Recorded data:

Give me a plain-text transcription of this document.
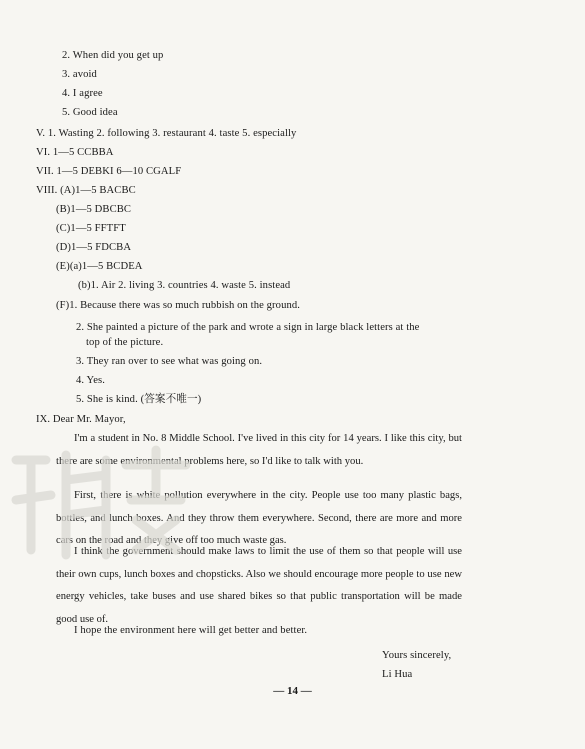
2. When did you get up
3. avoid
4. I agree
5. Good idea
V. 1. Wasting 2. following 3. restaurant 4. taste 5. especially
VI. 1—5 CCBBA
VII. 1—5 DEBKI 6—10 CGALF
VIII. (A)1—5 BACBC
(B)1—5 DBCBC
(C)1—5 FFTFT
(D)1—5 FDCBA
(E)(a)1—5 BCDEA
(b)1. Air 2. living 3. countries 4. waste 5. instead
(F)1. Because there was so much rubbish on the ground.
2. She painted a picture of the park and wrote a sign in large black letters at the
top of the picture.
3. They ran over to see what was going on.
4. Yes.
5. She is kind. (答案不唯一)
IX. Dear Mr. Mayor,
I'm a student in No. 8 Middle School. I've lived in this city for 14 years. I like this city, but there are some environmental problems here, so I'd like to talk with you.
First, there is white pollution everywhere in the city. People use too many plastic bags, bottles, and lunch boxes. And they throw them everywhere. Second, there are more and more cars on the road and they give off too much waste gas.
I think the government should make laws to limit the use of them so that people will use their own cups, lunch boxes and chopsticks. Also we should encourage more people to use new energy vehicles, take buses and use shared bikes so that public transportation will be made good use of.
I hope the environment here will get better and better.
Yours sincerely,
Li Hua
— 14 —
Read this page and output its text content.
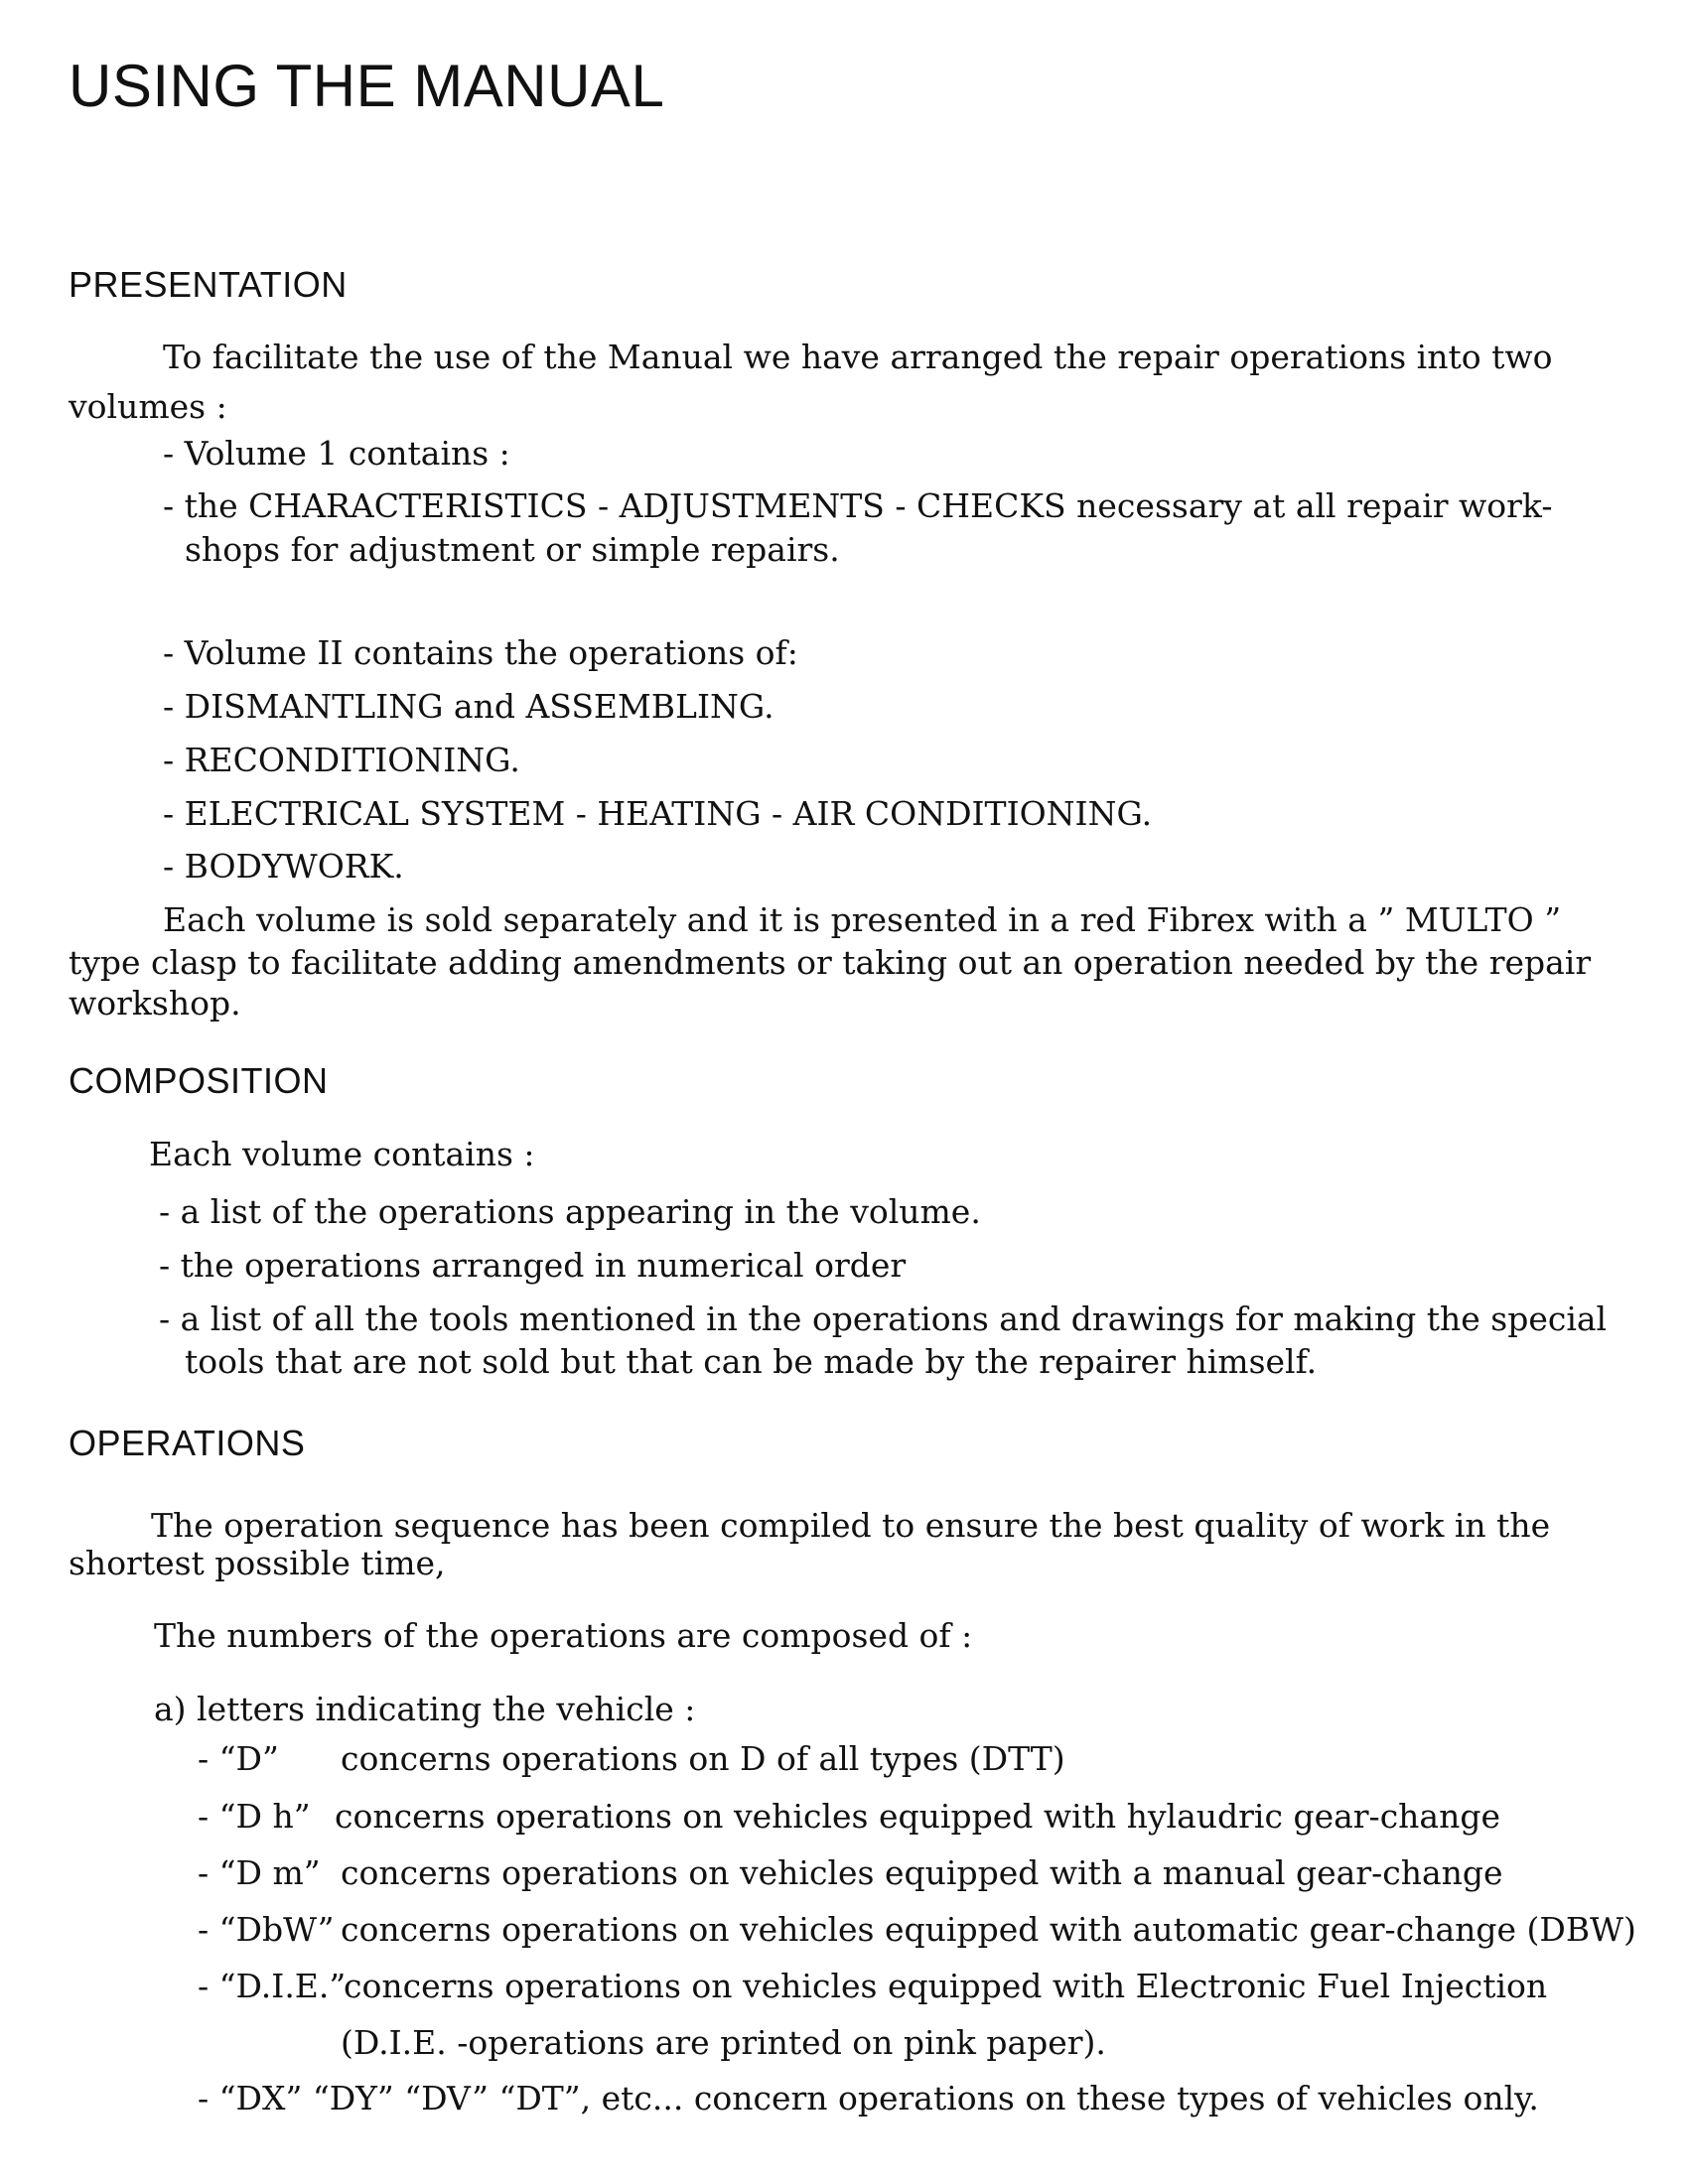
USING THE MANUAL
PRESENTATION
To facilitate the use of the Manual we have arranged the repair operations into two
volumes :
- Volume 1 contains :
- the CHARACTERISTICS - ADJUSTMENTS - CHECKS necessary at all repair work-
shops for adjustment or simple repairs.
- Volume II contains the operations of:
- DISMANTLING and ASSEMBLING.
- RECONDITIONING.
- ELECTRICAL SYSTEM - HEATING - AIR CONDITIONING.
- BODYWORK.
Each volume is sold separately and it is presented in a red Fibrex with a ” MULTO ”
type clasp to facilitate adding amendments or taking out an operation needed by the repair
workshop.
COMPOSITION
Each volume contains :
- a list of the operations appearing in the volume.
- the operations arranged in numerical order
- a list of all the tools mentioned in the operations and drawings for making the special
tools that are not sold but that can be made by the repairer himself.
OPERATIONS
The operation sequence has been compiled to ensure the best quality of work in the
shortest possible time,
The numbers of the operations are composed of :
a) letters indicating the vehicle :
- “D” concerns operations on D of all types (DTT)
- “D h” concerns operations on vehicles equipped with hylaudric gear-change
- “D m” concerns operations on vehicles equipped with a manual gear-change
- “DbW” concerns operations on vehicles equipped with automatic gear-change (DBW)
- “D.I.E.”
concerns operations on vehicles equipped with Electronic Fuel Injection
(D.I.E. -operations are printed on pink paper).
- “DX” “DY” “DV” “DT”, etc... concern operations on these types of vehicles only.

Set task -> Going through the entries above line by line, work out how many lines include the word "vehicles". Only the number is required.

Answer to the exercise -> 6